== SUPPLIED INFORMATION

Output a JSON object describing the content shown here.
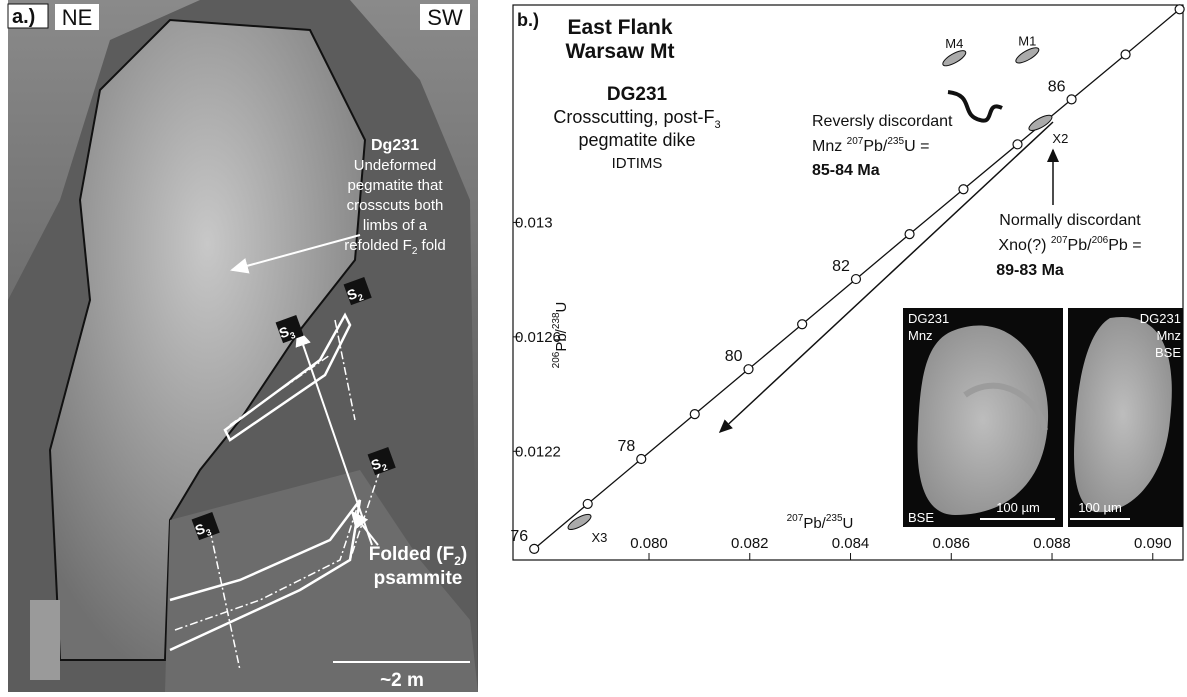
{
  "panel_a": {
    "label": "a.)",
    "left_direction": "NE",
    "right_direction": "SW",
    "sample": "Dg231",
    "description_lines": [
      "Undeformed",
      "pegmatite that",
      "crosscuts both",
      "limbs of a"
    ],
    "description_last": {
      "text": "refolded F",
      "sub": "2",
      "tail": " fold"
    },
    "foliation_tags": [
      {
        "main": "S",
        "sub": "3"
      },
      {
        "main": "S",
        "sub": "2"
      },
      {
        "main": "S",
        "sub": "2"
      },
      {
        "main": "S",
        "sub": "3"
      }
    ],
    "fold_label": {
      "text": "Folded (F",
      "sub": "2",
      "tail": ")",
      "line2": "psammite"
    },
    "scale": "~2 m"
  },
  "chart_data": {
    "type": "concordia",
    "label": "b.)",
    "title_lines": [
      "East Flank",
      "Warsaw Mt"
    ],
    "sample": "DG231",
    "subtitle": {
      "text": "Crosscutting, post-F",
      "sub": "3",
      "line2": "pegmatite dike",
      "line3": "IDTIMS"
    },
    "x_label": {
      "sup1": "207",
      "mid": "Pb/",
      "sup2": "235",
      "end": "U"
    },
    "y_label": {
      "sup1": "206",
      "mid": "Pb/",
      "sup2": "238",
      "end": "U"
    },
    "xlim": [
      0.0773,
      0.0906
    ],
    "ylim": [
      0.01182,
      0.01376
    ],
    "xticks": [
      {
        "value": 0.08,
        "label": "0.080"
      },
      {
        "value": 0.082,
        "label": "0.082"
      },
      {
        "value": 0.084,
        "label": "0.084"
      },
      {
        "value": 0.086,
        "label": "0.086"
      },
      {
        "value": 0.088,
        "label": "0.088"
      },
      {
        "value": 0.09,
        "label": "0.090"
      }
    ],
    "yticks": [
      0.0122,
      0.0126,
      0.013
    ],
    "concordia": {
      "x": [
        0.077721,
        0.078783,
        0.079846,
        0.080908,
        0.081975,
        0.08304,
        0.084108,
        0.085172,
        0.086242,
        0.087315,
        0.088388,
        0.08946,
        0.090533
      ],
      "y": [
        0.011859,
        0.012016,
        0.012173,
        0.01233,
        0.012487,
        0.012644,
        0.012802,
        0.012959,
        0.013116,
        0.013273,
        0.01343,
        0.013587,
        0.013745
      ],
      "labels": [
        76,
        null,
        78,
        null,
        80,
        null,
        82,
        null,
        null,
        null,
        86,
        null,
        null
      ]
    },
    "analyses": [
      {
        "name": "M4",
        "x": 0.08606,
        "y": 0.013574
      },
      {
        "name": "M1",
        "x": 0.08751,
        "y": 0.013584
      },
      {
        "name": "X2",
        "x": 0.08777,
        "y": 0.013348
      },
      {
        "name": "X3",
        "x": 0.07862,
        "y": 0.011953
      }
    ],
    "reverse_note": {
      "line1": "Reversly discordant",
      "pre": "Mnz ",
      "sup1": "207",
      "mid": "Pb/",
      "sup2": "235",
      "end": "U =",
      "age": "85-84 Ma"
    },
    "normal_note": {
      "line1": "Normally discordant",
      "pre": "Xno(?) ",
      "sup1": "207",
      "mid": "Pb/",
      "sup2": "206",
      "end": "Pb =",
      "age": "89-83 Ma"
    },
    "insets": [
      {
        "top1": "DG231",
        "top2": "Mnz",
        "bottom": "BSE",
        "scale": "100 µm"
      },
      {
        "top1": "DG231",
        "top2": "Mnz",
        "side": "BSE",
        "scale": "100 µm"
      }
    ]
  }
}
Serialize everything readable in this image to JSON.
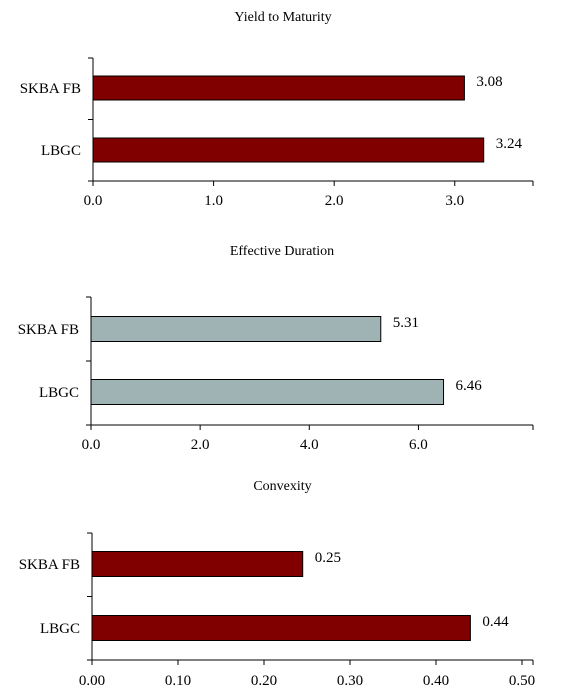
{
  "chart_data": [
    {
      "type": "bar",
      "orientation": "horizontal",
      "title": "Yield to Maturity",
      "categories": [
        "SKBA FB",
        "LBGC"
      ],
      "values": [
        3.08,
        3.24
      ],
      "data_labels": [
        "3.08",
        "3.24"
      ],
      "xlim": [
        0,
        3.4
      ],
      "xticks": [
        0,
        1,
        2,
        3
      ],
      "xtick_labels": [
        "0.0",
        "1.0",
        "2.0",
        "3.0"
      ],
      "bar_color": "#800000",
      "grid": false,
      "legend": "none"
    },
    {
      "type": "bar",
      "orientation": "horizontal",
      "title": "Effective Duration",
      "categories": [
        "SKBA FB",
        "LBGC"
      ],
      "values": [
        5.31,
        6.46
      ],
      "data_labels": [
        "5.31",
        "6.46"
      ],
      "xlim": [
        0,
        7
      ],
      "xticks": [
        0,
        2,
        4,
        6
      ],
      "xtick_labels": [
        "0.0",
        "2.0",
        "4.0",
        "6.0"
      ],
      "bar_color": "#9FB3B4",
      "grid": false,
      "legend": "none"
    },
    {
      "type": "bar",
      "orientation": "horizontal",
      "title": "Convexity",
      "categories": [
        "SKBA FB",
        "LBGC"
      ],
      "values": [
        0.245,
        0.44
      ],
      "data_labels": [
        "0.25",
        "0.44"
      ],
      "xlim": [
        0,
        0.5
      ],
      "xticks": [
        0,
        0.1,
        0.2,
        0.3,
        0.4,
        0.5
      ],
      "xtick_labels": [
        "0.00",
        "0.10",
        "0.20",
        "0.30",
        "0.40",
        "0.50"
      ],
      "bar_color": "#800000",
      "grid": false,
      "legend": "none"
    }
  ]
}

====

Repeat the records above exactly, leaving out any pictures they contain.

Output a JSON object describing the content shown here.
{
  "panel_a": {
    "label": "a.)",
    "left_direction": "NE",
    "right_direction": "SW",
    "sample": "Dg231",
    "description_lines": [
      "Undeformed",
      "pegmatite that",
      "crosscuts both",
      "limbs of a"
    ],
    "description_last": {
      "text": "refolded F",
      "sub": "2",
      "tail": " fold"
    },
    "foliation_tags": [
      {
        "main": "S",
        "sub": "3"
      },
      {
        "main": "S",
        "sub": "2"
      },
      {
        "main": "S",
        "sub": "2"
      },
      {
        "main": "S",
        "sub": "3"
      }
    ],
    "fold_label": {
      "text": "Folded (F",
      "sub": "2",
      "tail": ")",
      "line2": "psammite"
    },
    "scale": "~2 m"
  },
  "chart_data": {
    "type": "concordia",
    "label": "b.)",
    "title_lines": [
      "East Flank",
      "Warsaw Mt"
    ],
    "sample": "DG231",
    "subtitle": {
      "text": "Crosscutting, post-F",
      "sub": "3",
      "line2": "pegmatite dike",
      "line3": "IDTIMS"
    },
    "x_label": {
      "sup1": "207",
      "mid": "Pb/",
      "sup2": "235",
      "end": "U"
    },
    "y_label": {
      "sup1": "206",
      "mid": "Pb/",
      "sup2": "238",
      "end": "U"
    },
    "xlim": [
      0.0773,
      0.0906
    ],
    "ylim": [
      0.01182,
      0.01376
    ],
    "xticks": [
      {
        "value": 0.08,
        "label": "0.080"
      },
      {
        "value": 0.082,
        "label": "0.082"
      },
      {
        "value": 0.084,
        "label": "0.084"
      },
      {
        "value": 0.086,
        "label": "0.086"
      },
      {
        "value": 0.088,
        "label": "0.088"
      },
      {
        "value": 0.09,
        "label": "0.090"
      }
    ],
    "yticks": [
      0.0122,
      0.0126,
      0.013
    ],
    "concordia": {
      "x": [
        0.077721,
        0.078783,
        0.079846,
        0.080908,
        0.081975,
        0.08304,
        0.084108,
        0.085172,
        0.086242,
        0.087315,
        0.088388,
        0.08946,
        0.090533
      ],
      "y": [
        0.011859,
        0.012016,
        0.012173,
        0.01233,
        0.012487,
        0.012644,
        0.012802,
        0.012959,
        0.013116,
        0.013273,
        0.01343,
        0.013587,
        0.013745
      ],
      "labels": [
        76,
        null,
        78,
        null,
        80,
        null,
        82,
        null,
        null,
        null,
        86,
        null,
        null
      ]
    },
    "analyses": [
      {
        "name": "M4",
        "x": 0.08606,
        "y": 0.013574
      },
      {
        "name": "M1",
        "x": 0.08751,
        "y": 0.013584
      },
      {
        "name": "X2",
        "x": 0.08777,
        "y": 0.013348
      },
      {
        "name": "X3",
        "x": 0.07862,
        "y": 0.011953
      }
    ],
    "reverse_note": {
      "line1": "Reversly discordant",
      "pre": "Mnz ",
      "sup1": "207",
      "mid": "Pb/",
      "sup2": "235",
      "end": "U =",
      "age": "85-84 Ma"
    },
    "normal_note": {
      "line1": "Normally discordant",
      "pre": "Xno(?) ",
      "sup1": "207",
      "mid": "Pb/",
      "sup2": "206",
      "end": "Pb =",
      "age": "89-83 Ma"
    },
    "insets": [
      {
        "top1": "DG231",
        "top2": "Mnz",
        "bottom": "BSE",
        "scale": "100 µm"
      },
      {
        "top1": "DG231",
        "top2": "Mnz",
        "side": "BSE",
        "scale": "100 µm"
      }
    ]
  }
}
Serialize everything readable in this image to JSON.
{
  "chart_data": [
    {
      "type": "bar",
      "orientation": "horizontal",
      "title": "Yield to Maturity",
      "categories": [
        "SKBA FB",
        "LBGC"
      ],
      "values": [
        3.08,
        3.24
      ],
      "data_labels": [
        "3.08",
        "3.24"
      ],
      "xlim": [
        0,
        3.4
      ],
      "xticks": [
        0,
        1,
        2,
        3
      ],
      "xtick_labels": [
        "0.0",
        "1.0",
        "2.0",
        "3.0"
      ],
      "bar_color": "#800000",
      "grid": false,
      "legend": "none"
    },
    {
      "type": "bar",
      "orientation": "horizontal",
      "title": "Effective Duration",
      "categories": [
        "SKBA FB",
        "LBGC"
      ],
      "values": [
        5.31,
        6.46
      ],
      "data_labels": [
        "5.31",
        "6.46"
      ],
      "xlim": [
        0,
        7
      ],
      "xticks": [
        0,
        2,
        4,
        6
      ],
      "xtick_labels": [
        "0.0",
        "2.0",
        "4.0",
        "6.0"
      ],
      "bar_color": "#9FB3B4",
      "grid": false,
      "legend": "none"
    },
    {
      "type": "bar",
      "orientation": "horizontal",
      "title": "Convexity",
      "categories": [
        "SKBA FB",
        "LBGC"
      ],
      "values": [
        0.245,
        0.44
      ],
      "data_labels": [
        "0.25",
        "0.44"
      ],
      "xlim": [
        0,
        0.5
      ],
      "xticks": [
        0,
        0.1,
        0.2,
        0.3,
        0.4,
        0.5
      ],
      "xtick_labels": [
        "0.00",
        "0.10",
        "0.20",
        "0.30",
        "0.40",
        "0.50"
      ],
      "bar_color": "#800000",
      "grid": false,
      "legend": "none"
    }
  ]
}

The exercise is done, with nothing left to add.